* [DIRECTIONS FOR THIS TASK]
Take every line from the listing below that includes "Cort" and copy it.

[Collection entries]
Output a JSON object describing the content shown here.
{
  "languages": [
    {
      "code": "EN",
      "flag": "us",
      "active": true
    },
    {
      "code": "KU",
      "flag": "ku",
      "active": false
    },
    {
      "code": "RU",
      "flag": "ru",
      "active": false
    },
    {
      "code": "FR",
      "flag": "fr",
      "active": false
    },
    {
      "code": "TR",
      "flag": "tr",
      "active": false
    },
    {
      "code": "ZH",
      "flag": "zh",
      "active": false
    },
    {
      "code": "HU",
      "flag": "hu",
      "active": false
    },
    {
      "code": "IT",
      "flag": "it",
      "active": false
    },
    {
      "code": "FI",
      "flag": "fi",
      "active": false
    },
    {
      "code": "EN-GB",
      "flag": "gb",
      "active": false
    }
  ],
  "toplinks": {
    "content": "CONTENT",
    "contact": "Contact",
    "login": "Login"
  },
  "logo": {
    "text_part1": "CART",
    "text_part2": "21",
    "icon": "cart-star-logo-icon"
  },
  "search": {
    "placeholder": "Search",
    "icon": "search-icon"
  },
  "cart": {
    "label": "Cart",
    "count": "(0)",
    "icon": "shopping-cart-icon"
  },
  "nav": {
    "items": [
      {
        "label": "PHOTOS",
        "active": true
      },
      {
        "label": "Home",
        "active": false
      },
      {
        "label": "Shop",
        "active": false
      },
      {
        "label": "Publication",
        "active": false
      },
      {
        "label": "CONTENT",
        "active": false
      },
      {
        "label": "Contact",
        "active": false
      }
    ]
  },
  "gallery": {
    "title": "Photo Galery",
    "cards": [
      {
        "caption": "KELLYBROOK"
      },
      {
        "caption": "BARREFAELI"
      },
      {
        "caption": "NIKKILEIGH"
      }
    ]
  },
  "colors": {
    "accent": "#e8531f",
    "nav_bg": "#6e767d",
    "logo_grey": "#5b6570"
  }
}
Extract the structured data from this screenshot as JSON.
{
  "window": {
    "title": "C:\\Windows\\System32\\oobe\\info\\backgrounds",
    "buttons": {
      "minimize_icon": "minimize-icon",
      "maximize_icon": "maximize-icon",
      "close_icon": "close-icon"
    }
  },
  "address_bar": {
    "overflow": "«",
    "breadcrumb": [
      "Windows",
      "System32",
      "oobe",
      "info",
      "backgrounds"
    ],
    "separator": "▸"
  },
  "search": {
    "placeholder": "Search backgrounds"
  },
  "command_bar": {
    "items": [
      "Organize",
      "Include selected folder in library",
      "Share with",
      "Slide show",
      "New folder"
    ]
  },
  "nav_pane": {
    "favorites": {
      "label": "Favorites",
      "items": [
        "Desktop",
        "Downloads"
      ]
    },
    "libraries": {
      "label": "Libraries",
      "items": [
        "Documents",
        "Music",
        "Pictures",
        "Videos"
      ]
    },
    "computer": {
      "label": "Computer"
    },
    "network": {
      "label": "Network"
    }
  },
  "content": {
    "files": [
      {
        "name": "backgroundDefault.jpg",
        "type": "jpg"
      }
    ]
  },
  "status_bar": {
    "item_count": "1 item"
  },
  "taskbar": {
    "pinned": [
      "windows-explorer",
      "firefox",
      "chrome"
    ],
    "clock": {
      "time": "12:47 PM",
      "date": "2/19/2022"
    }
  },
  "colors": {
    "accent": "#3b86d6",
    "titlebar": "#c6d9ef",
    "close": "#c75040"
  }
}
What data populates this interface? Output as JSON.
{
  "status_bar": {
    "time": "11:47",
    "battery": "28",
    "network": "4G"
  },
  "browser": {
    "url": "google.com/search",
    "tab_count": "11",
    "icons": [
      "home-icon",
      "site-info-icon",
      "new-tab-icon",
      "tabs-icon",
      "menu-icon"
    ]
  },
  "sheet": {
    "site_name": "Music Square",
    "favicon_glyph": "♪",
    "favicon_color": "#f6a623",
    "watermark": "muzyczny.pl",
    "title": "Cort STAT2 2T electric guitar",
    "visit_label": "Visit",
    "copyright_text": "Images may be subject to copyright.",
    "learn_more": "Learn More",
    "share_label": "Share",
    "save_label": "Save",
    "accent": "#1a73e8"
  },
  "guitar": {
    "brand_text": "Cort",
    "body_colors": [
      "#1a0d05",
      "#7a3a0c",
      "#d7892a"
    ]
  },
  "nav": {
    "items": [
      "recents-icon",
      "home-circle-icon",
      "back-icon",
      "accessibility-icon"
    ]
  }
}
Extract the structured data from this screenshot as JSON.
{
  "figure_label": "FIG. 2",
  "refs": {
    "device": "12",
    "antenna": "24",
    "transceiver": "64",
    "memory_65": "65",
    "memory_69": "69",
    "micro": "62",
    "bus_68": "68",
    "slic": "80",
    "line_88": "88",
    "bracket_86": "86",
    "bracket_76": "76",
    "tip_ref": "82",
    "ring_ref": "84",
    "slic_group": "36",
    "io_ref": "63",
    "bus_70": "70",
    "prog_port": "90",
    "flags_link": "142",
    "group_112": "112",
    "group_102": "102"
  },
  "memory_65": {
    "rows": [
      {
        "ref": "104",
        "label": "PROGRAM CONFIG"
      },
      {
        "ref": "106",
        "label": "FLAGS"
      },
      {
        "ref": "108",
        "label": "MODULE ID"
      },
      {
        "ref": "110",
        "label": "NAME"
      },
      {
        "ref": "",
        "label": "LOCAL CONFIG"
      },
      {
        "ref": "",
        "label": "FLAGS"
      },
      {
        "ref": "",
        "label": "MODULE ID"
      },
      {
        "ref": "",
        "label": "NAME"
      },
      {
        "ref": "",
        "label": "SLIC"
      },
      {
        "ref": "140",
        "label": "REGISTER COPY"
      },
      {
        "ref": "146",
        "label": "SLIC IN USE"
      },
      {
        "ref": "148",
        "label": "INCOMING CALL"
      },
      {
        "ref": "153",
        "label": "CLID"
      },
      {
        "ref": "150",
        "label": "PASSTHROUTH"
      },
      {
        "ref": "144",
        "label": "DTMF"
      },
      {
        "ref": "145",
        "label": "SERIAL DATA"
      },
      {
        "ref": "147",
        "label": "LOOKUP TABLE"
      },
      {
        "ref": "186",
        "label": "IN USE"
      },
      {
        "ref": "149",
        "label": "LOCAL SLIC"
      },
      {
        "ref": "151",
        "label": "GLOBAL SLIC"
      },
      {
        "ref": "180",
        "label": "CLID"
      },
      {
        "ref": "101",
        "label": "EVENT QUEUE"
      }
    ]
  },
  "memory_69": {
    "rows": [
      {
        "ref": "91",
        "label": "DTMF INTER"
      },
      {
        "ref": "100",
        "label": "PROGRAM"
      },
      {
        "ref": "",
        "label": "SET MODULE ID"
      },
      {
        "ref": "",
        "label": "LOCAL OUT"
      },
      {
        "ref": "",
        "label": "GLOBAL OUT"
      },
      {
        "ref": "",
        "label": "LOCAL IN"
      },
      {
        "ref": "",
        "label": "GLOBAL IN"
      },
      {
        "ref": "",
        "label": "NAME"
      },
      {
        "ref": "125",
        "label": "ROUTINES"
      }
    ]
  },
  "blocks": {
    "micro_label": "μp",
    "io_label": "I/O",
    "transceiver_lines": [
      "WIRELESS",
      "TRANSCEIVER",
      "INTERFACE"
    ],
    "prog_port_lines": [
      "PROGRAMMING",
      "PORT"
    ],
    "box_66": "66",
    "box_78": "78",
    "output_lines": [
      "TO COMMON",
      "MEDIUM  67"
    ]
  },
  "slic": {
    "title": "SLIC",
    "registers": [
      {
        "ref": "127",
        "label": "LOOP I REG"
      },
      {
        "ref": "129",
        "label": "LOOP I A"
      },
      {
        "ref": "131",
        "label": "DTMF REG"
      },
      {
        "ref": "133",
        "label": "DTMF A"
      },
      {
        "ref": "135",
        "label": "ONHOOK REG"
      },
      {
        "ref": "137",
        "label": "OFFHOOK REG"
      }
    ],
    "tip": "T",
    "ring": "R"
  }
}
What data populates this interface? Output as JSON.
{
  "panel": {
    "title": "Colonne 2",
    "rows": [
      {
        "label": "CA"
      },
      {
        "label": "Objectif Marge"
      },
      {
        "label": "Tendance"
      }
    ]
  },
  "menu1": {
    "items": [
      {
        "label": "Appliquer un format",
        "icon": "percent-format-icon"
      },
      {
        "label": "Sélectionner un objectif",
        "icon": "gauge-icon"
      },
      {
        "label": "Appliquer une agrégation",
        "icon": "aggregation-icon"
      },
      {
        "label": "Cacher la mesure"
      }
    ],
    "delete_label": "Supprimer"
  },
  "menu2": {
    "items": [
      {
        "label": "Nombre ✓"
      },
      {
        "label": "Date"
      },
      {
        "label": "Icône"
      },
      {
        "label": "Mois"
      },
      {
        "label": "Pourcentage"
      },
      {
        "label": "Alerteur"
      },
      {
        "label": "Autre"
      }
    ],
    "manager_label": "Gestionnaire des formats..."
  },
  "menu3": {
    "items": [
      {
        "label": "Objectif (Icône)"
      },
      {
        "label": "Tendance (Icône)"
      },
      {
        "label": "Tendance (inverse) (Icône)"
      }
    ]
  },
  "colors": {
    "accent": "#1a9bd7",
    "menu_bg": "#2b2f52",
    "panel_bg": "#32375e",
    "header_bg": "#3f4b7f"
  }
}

* [EXERCISE OUTPUT]
    "title": "Cort STAT2 2T electric guitar",
    "brand_text": "Cort",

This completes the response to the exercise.